**The task**
Write out each line exactly as given. Leave the pictures out of your copy.

**Stored data**
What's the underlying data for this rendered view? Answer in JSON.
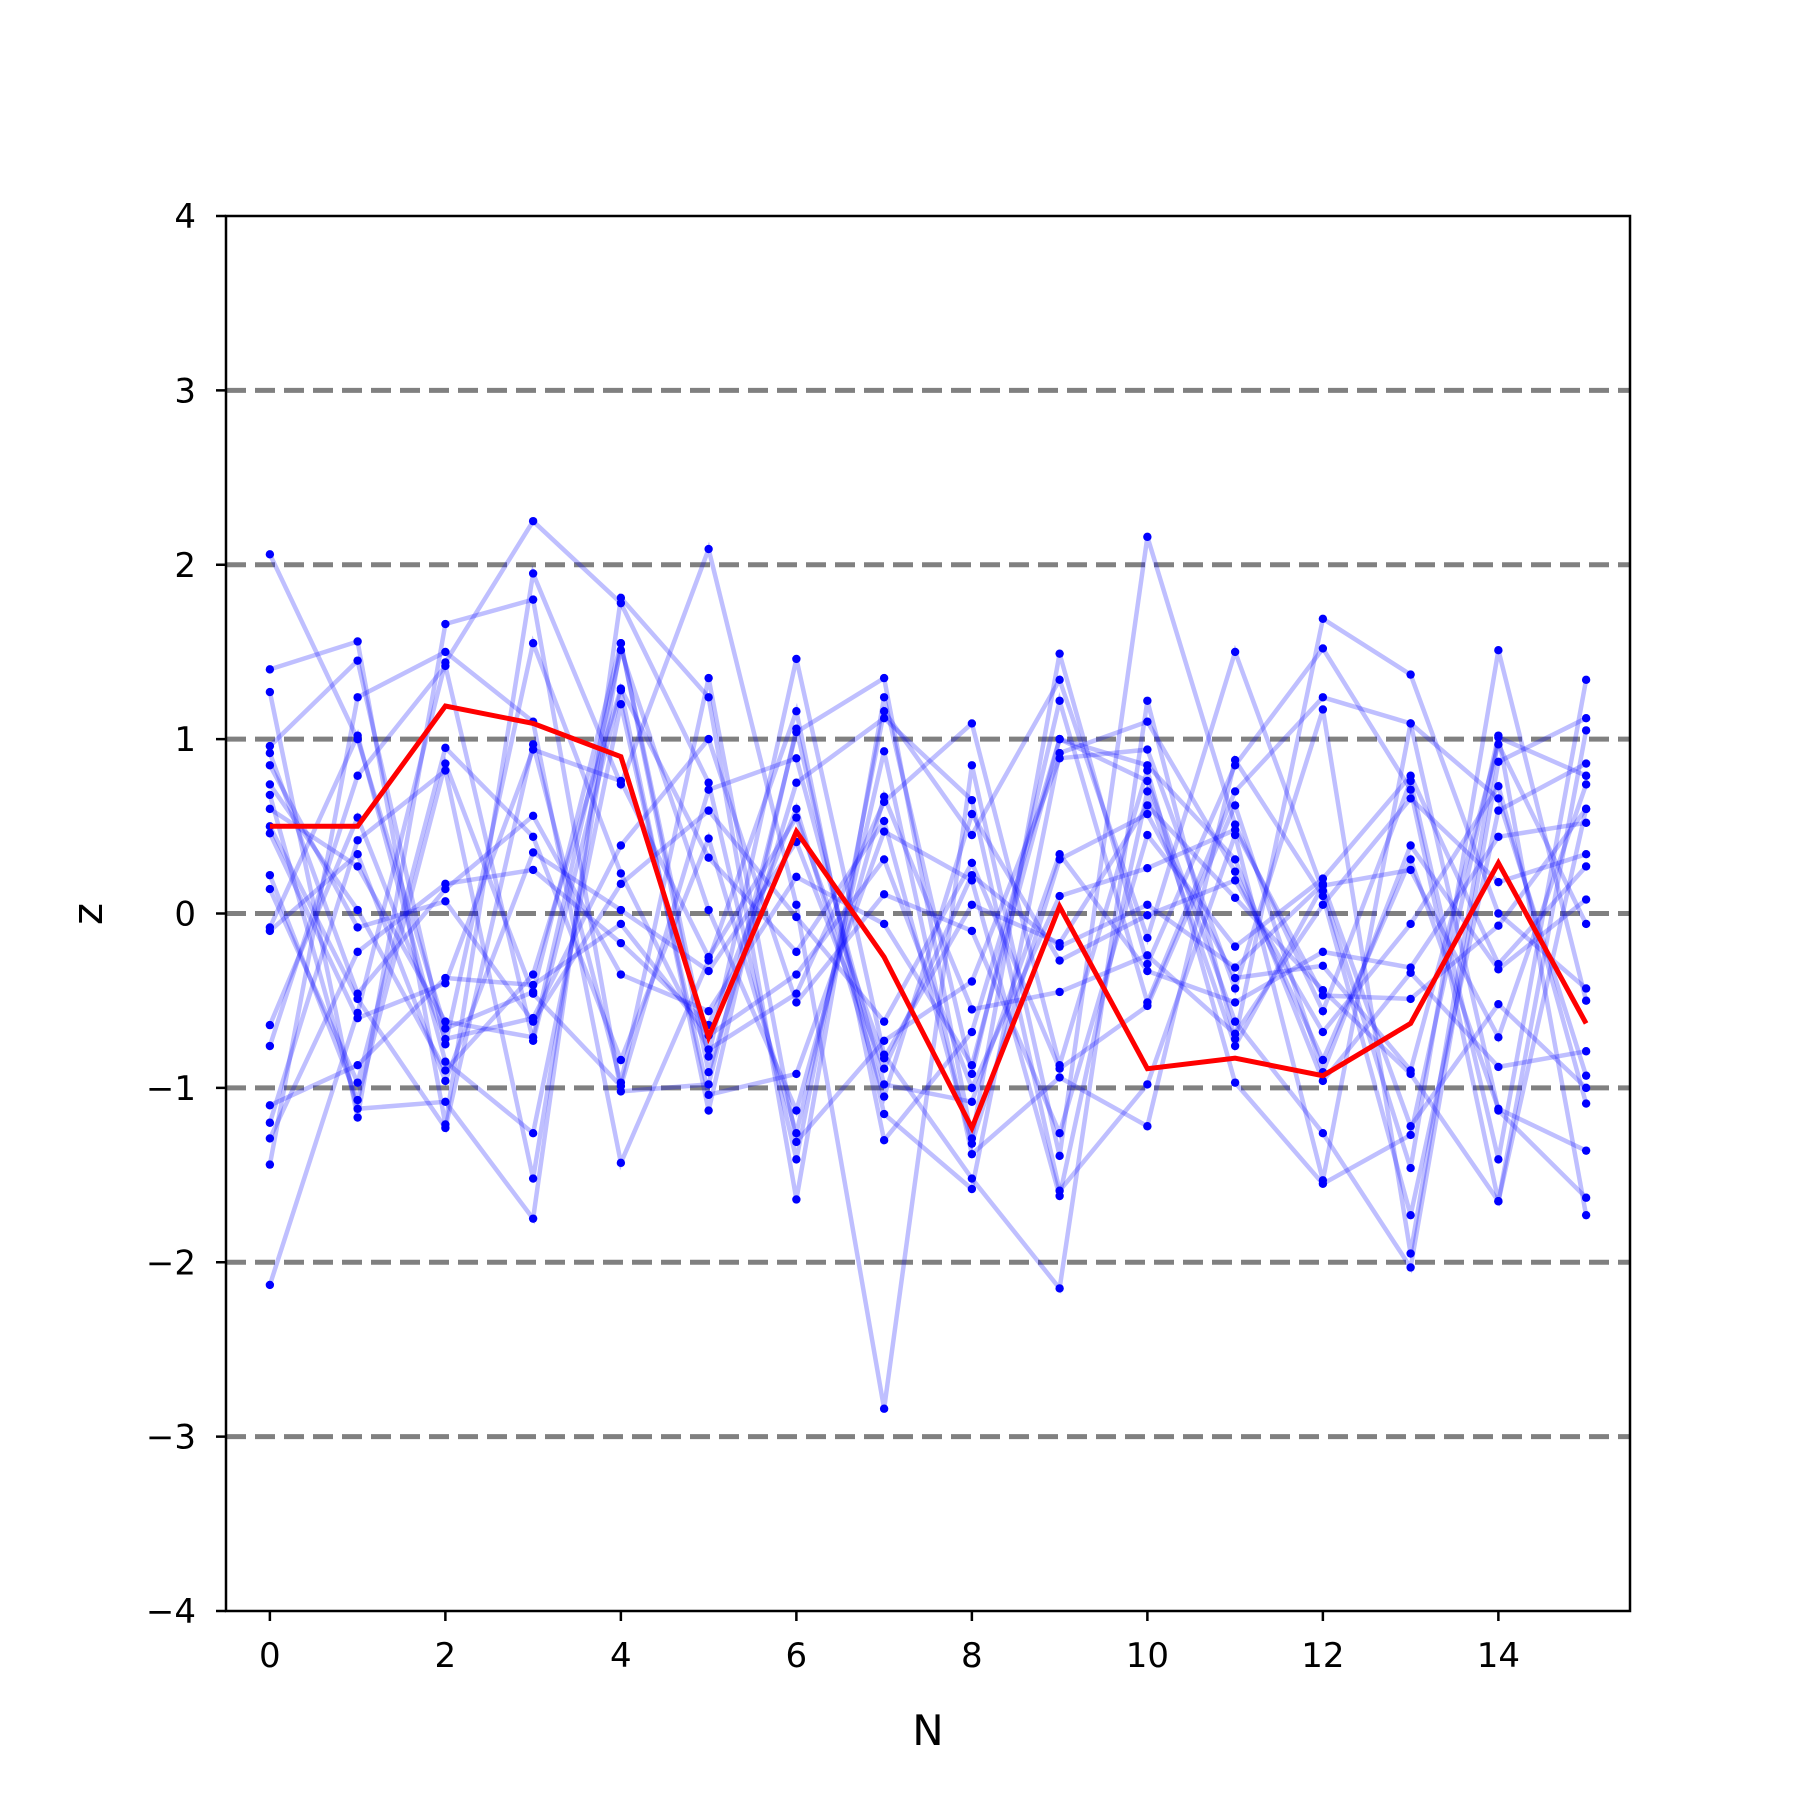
{
  "chart_data": {
    "type": "line",
    "xlabel": "N",
    "ylabel": "z",
    "xlim": [
      -0.5,
      15.5
    ],
    "ylim": [
      -4,
      4
    ],
    "xticks": [
      0,
      2,
      4,
      6,
      8,
      10,
      12,
      14
    ],
    "xtick_labels": [
      "0",
      "2",
      "4",
      "6",
      "8",
      "10",
      "12",
      "14"
    ],
    "yticks": [
      -4,
      -3,
      -2,
      -1,
      0,
      1,
      2,
      3,
      4
    ],
    "ytick_labels": [
      "−4",
      "−3",
      "−2",
      "−1",
      "0",
      "1",
      "2",
      "3",
      "4"
    ],
    "reference_lines": [
      -3,
      -2,
      -1,
      0,
      1,
      2,
      3
    ],
    "reference_line_color": "#808080",
    "background_color": "#ffffff",
    "x": [
      0,
      1,
      2,
      3,
      4,
      5,
      6,
      7,
      8,
      9,
      10,
      11,
      12,
      13,
      14,
      15
    ],
    "highlight_series": {
      "color": "#ff0000",
      "values": [
        0.5,
        0.5,
        1.19,
        1.09,
        0.9,
        -0.71,
        0.47,
        -0.25,
        -1.23,
        0.04,
        -0.89,
        -0.83,
        -0.93,
        -0.63,
        0.29,
        -0.63
      ]
    },
    "background_series_color": "#0000ff",
    "background_series_opacity": 0.25,
    "background_series": [
      {
        "values": [
          2.06,
          1.0,
          -0.66,
          -0.45,
          1.55,
          -0.82,
          1.46,
          -0.81,
          -1.52,
          -2.15,
          1.22,
          -0.72,
          1.69,
          1.37,
          0.0,
          -0.43
        ]
      },
      {
        "values": [
          -2.13,
          -0.57,
          1.44,
          2.25,
          1.78,
          0.75,
          -1.41,
          1.16,
          0.45,
          1.34,
          -0.14,
          1.5,
          0.13,
          -1.46,
          1.51,
          -0.5
        ]
      },
      {
        "values": [
          1.4,
          1.56,
          -1.21,
          1.95,
          0.74,
          2.09,
          0.05,
          -2.84,
          0.85,
          -1.39,
          2.16,
          0.51,
          -0.56,
          0.76,
          -1.41,
          1.34
        ]
      },
      {
        "values": [
          1.27,
          -1.17,
          1.66,
          1.8,
          -1.02,
          -0.98,
          1.04,
          1.35,
          -1.29,
          1.49,
          -0.29,
          0.85,
          1.52,
          0.71,
          -1.65,
          1.05
        ]
      },
      {
        "values": [
          0.96,
          1.45,
          -0.75,
          1.55,
          0.23,
          -0.78,
          -0.46,
          0.64,
          1.09,
          -0.87,
          0.82,
          -0.97,
          -1.55,
          -1.27,
          1.02,
          -1.73
        ]
      },
      {
        "values": [
          0.68,
          -1.12,
          -1.08,
          -1.75,
          1.81,
          1.24,
          -1.64,
          1.24,
          -0.92,
          1.22,
          -0.51,
          0.7,
          1.24,
          1.09,
          -1.13,
          -1.63
        ]
      },
      {
        "values": [
          -1.44,
          1.24,
          1.5,
          1.1,
          -1.43,
          -0.27,
          1.16,
          -1.3,
          -0.68,
          1.0,
          0.76,
          -0.62,
          -1.26,
          -2.03,
          0.87,
          1.12
        ]
      },
      {
        "values": [
          -1.2,
          0.42,
          0.82,
          -1.52,
          1.55,
          -0.91,
          0.75,
          1.12,
          0.65,
          -1.59,
          -0.98,
          0.45,
          -1.53,
          1.09,
          0.66,
          -0.93
        ]
      },
      {
        "values": [
          0.5,
          -0.49,
          -1.23,
          0.97,
          -0.97,
          1.35,
          -1.31,
          -0.73,
          -0.39,
          0.89,
          0.94,
          -0.43,
          1.17,
          -1.95,
          1.01,
          0.79
        ]
      },
      {
        "values": [
          -0.76,
          0.79,
          1.42,
          -0.73,
          1.28,
          -1.13,
          1.06,
          -1.15,
          -1.58,
          0.92,
          1.1,
          0.24,
          -0.84,
          0.31,
          -1.12,
          -1.36
        ]
      },
      {
        "values": [
          0.14,
          -0.97,
          0.95,
          0.44,
          -0.84,
          0.43,
          -1.26,
          0.93,
          -1.38,
          -0.94,
          -1.22,
          0.88,
          0.1,
          -1.73,
          0.59,
          0.86
        ]
      },
      {
        "values": [
          -0.08,
          1.02,
          -0.85,
          -1.26,
          1.2,
          -1.04,
          -0.92,
          0.47,
          0.19,
          -1.62,
          0.7,
          -0.76,
          0.16,
          0.25,
          -0.71,
          0.74
        ]
      },
      {
        "values": [
          0.22,
          -1.07,
          0.86,
          -0.46,
          -0.99,
          0.71,
          0.89,
          -0.98,
          -1.08,
          0.34,
          -0.33,
          -0.51,
          -0.22,
          -0.31,
          0.44,
          0.52
        ]
      },
      {
        "values": [
          0.46,
          -0.6,
          -0.4,
          0.94,
          0.76,
          -0.25,
          0.55,
          -0.83,
          0.05,
          -0.17,
          0.62,
          0.09,
          -0.44,
          -0.92,
          -1.65,
          0.6
        ]
      },
      {
        "values": [
          0.6,
          0.27,
          -0.62,
          -0.71,
          1.51,
          0.02,
          -1.13,
          0.67,
          -0.55,
          -0.45,
          -0.24,
          -0.69,
          0.05,
          0.66,
          0.18,
          0.34
        ]
      },
      {
        "values": [
          0.92,
          -0.46,
          0.14,
          0.56,
          -0.35,
          -0.56,
          0.21,
          -0.06,
          -0.87,
          1.0,
          0.85,
          0.31,
          -0.96,
          -0.34,
          -0.88,
          -0.79
        ]
      },
      {
        "values": [
          -0.64,
          0.55,
          -0.72,
          -0.6,
          0.39,
          1.0,
          -0.51,
          0.11,
          -0.1,
          -1.26,
          0.45,
          -0.19,
          0.2,
          0.79,
          -0.29,
          0.27
        ]
      },
      {
        "values": [
          -1.29,
          -0.22,
          0.17,
          0.25,
          -0.17,
          -0.64,
          0.6,
          -1.05,
          0.57,
          -0.27,
          -0.01,
          0.19,
          -0.68,
          -0.06,
          0.73,
          -1.09
        ]
      },
      {
        "values": [
          0.74,
          0.02,
          -0.9,
          -0.35,
          1.29,
          0.32,
          -0.22,
          0.53,
          -1.32,
          0.31,
          0.57,
          -0.37,
          -0.3,
          -0.9,
          0.97,
          -0.06
        ]
      },
      {
        "values": [
          -0.1,
          0.34,
          -0.96,
          0.35,
          0.02,
          -0.33,
          0.41,
          -0.89,
          0.22,
          -0.19,
          0.05,
          -0.31,
          0.17,
          -1.22,
          -0.52,
          -1.0
        ]
      },
      {
        "values": [
          -1.1,
          -0.87,
          -0.37,
          -0.41,
          -0.06,
          -0.7,
          -0.35,
          0.31,
          -1.0,
          0.1,
          0.26,
          0.48,
          -0.47,
          -0.49,
          -0.07,
          0.6
        ]
      },
      {
        "values": [
          0.85,
          -0.08,
          0.07,
          -0.62,
          0.17,
          0.59,
          -0.02,
          -0.62,
          0.29,
          -0.89,
          -0.53,
          0.62,
          -0.91,
          0.39,
          -0.32,
          0.08
        ]
      }
    ]
  }
}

**Right answer**
What's the underlying data for this rendered view? Answer in JSON.
{
  "chart_data": {
    "type": "line",
    "xlabel": "N",
    "ylabel": "z",
    "xlim": [
      -0.5,
      15.5
    ],
    "ylim": [
      -4,
      4
    ],
    "xticks": [
      0,
      2,
      4,
      6,
      8,
      10,
      12,
      14
    ],
    "xtick_labels": [
      "0",
      "2",
      "4",
      "6",
      "8",
      "10",
      "12",
      "14"
    ],
    "yticks": [
      -4,
      -3,
      -2,
      -1,
      0,
      1,
      2,
      3,
      4
    ],
    "ytick_labels": [
      "−4",
      "−3",
      "−2",
      "−1",
      "0",
      "1",
      "2",
      "3",
      "4"
    ],
    "reference_lines": [
      -3,
      -2,
      -1,
      0,
      1,
      2,
      3
    ],
    "reference_line_color": "#808080",
    "background_color": "#ffffff",
    "x": [
      0,
      1,
      2,
      3,
      4,
      5,
      6,
      7,
      8,
      9,
      10,
      11,
      12,
      13,
      14,
      15
    ],
    "highlight_series": {
      "color": "#ff0000",
      "values": [
        0.5,
        0.5,
        1.19,
        1.09,
        0.9,
        -0.71,
        0.47,
        -0.25,
        -1.23,
        0.04,
        -0.89,
        -0.83,
        -0.93,
        -0.63,
        0.29,
        -0.63
      ]
    },
    "background_series_color": "#0000ff",
    "background_series_opacity": 0.25,
    "background_series": [
      {
        "values": [
          2.06,
          1.0,
          -0.66,
          -0.45,
          1.55,
          -0.82,
          1.46,
          -0.81,
          -1.52,
          -2.15,
          1.22,
          -0.72,
          1.69,
          1.37,
          0.0,
          -0.43
        ]
      },
      {
        "values": [
          -2.13,
          -0.57,
          1.44,
          2.25,
          1.78,
          0.75,
          -1.41,
          1.16,
          0.45,
          1.34,
          -0.14,
          1.5,
          0.13,
          -1.46,
          1.51,
          -0.5
        ]
      },
      {
        "values": [
          1.4,
          1.56,
          -1.21,
          1.95,
          0.74,
          2.09,
          0.05,
          -2.84,
          0.85,
          -1.39,
          2.16,
          0.51,
          -0.56,
          0.76,
          -1.41,
          1.34
        ]
      },
      {
        "values": [
          1.27,
          -1.17,
          1.66,
          1.8,
          -1.02,
          -0.98,
          1.04,
          1.35,
          -1.29,
          1.49,
          -0.29,
          0.85,
          1.52,
          0.71,
          -1.65,
          1.05
        ]
      },
      {
        "values": [
          0.96,
          1.45,
          -0.75,
          1.55,
          0.23,
          -0.78,
          -0.46,
          0.64,
          1.09,
          -0.87,
          0.82,
          -0.97,
          -1.55,
          -1.27,
          1.02,
          -1.73
        ]
      },
      {
        "values": [
          0.68,
          -1.12,
          -1.08,
          -1.75,
          1.81,
          1.24,
          -1.64,
          1.24,
          -0.92,
          1.22,
          -0.51,
          0.7,
          1.24,
          1.09,
          -1.13,
          -1.63
        ]
      },
      {
        "values": [
          -1.44,
          1.24,
          1.5,
          1.1,
          -1.43,
          -0.27,
          1.16,
          -1.3,
          -0.68,
          1.0,
          0.76,
          -0.62,
          -1.26,
          -2.03,
          0.87,
          1.12
        ]
      },
      {
        "values": [
          -1.2,
          0.42,
          0.82,
          -1.52,
          1.55,
          -0.91,
          0.75,
          1.12,
          0.65,
          -1.59,
          -0.98,
          0.45,
          -1.53,
          1.09,
          0.66,
          -0.93
        ]
      },
      {
        "values": [
          0.5,
          -0.49,
          -1.23,
          0.97,
          -0.97,
          1.35,
          -1.31,
          -0.73,
          -0.39,
          0.89,
          0.94,
          -0.43,
          1.17,
          -1.95,
          1.01,
          0.79
        ]
      },
      {
        "values": [
          -0.76,
          0.79,
          1.42,
          -0.73,
          1.28,
          -1.13,
          1.06,
          -1.15,
          -1.58,
          0.92,
          1.1,
          0.24,
          -0.84,
          0.31,
          -1.12,
          -1.36
        ]
      },
      {
        "values": [
          0.14,
          -0.97,
          0.95,
          0.44,
          -0.84,
          0.43,
          -1.26,
          0.93,
          -1.38,
          -0.94,
          -1.22,
          0.88,
          0.1,
          -1.73,
          0.59,
          0.86
        ]
      },
      {
        "values": [
          -0.08,
          1.02,
          -0.85,
          -1.26,
          1.2,
          -1.04,
          -0.92,
          0.47,
          0.19,
          -1.62,
          0.7,
          -0.76,
          0.16,
          0.25,
          -0.71,
          0.74
        ]
      },
      {
        "values": [
          0.22,
          -1.07,
          0.86,
          -0.46,
          -0.99,
          0.71,
          0.89,
          -0.98,
          -1.08,
          0.34,
          -0.33,
          -0.51,
          -0.22,
          -0.31,
          0.44,
          0.52
        ]
      },
      {
        "values": [
          0.46,
          -0.6,
          -0.4,
          0.94,
          0.76,
          -0.25,
          0.55,
          -0.83,
          0.05,
          -0.17,
          0.62,
          0.09,
          -0.44,
          -0.92,
          -1.65,
          0.6
        ]
      },
      {
        "values": [
          0.6,
          0.27,
          -0.62,
          -0.71,
          1.51,
          0.02,
          -1.13,
          0.67,
          -0.55,
          -0.45,
          -0.24,
          -0.69,
          0.05,
          0.66,
          0.18,
          0.34
        ]
      },
      {
        "values": [
          0.92,
          -0.46,
          0.14,
          0.56,
          -0.35,
          -0.56,
          0.21,
          -0.06,
          -0.87,
          1.0,
          0.85,
          0.31,
          -0.96,
          -0.34,
          -0.88,
          -0.79
        ]
      },
      {
        "values": [
          -0.64,
          0.55,
          -0.72,
          -0.6,
          0.39,
          1.0,
          -0.51,
          0.11,
          -0.1,
          -1.26,
          0.45,
          -0.19,
          0.2,
          0.79,
          -0.29,
          0.27
        ]
      },
      {
        "values": [
          -1.29,
          -0.22,
          0.17,
          0.25,
          -0.17,
          -0.64,
          0.6,
          -1.05,
          0.57,
          -0.27,
          -0.01,
          0.19,
          -0.68,
          -0.06,
          0.73,
          -1.09
        ]
      },
      {
        "values": [
          0.74,
          0.02,
          -0.9,
          -0.35,
          1.29,
          0.32,
          -0.22,
          0.53,
          -1.32,
          0.31,
          0.57,
          -0.37,
          -0.3,
          -0.9,
          0.97,
          -0.06
        ]
      },
      {
        "values": [
          -0.1,
          0.34,
          -0.96,
          0.35,
          0.02,
          -0.33,
          0.41,
          -0.89,
          0.22,
          -0.19,
          0.05,
          -0.31,
          0.17,
          -1.22,
          -0.52,
          -1.0
        ]
      },
      {
        "values": [
          -1.1,
          -0.87,
          -0.37,
          -0.41,
          -0.06,
          -0.7,
          -0.35,
          0.31,
          -1.0,
          0.1,
          0.26,
          0.48,
          -0.47,
          -0.49,
          -0.07,
          0.6
        ]
      },
      {
        "values": [
          0.85,
          -0.08,
          0.07,
          -0.62,
          0.17,
          0.59,
          -0.02,
          -0.62,
          0.29,
          -0.89,
          -0.53,
          0.62,
          -0.91,
          0.39,
          -0.32,
          0.08
        ]
      }
    ]
  }
}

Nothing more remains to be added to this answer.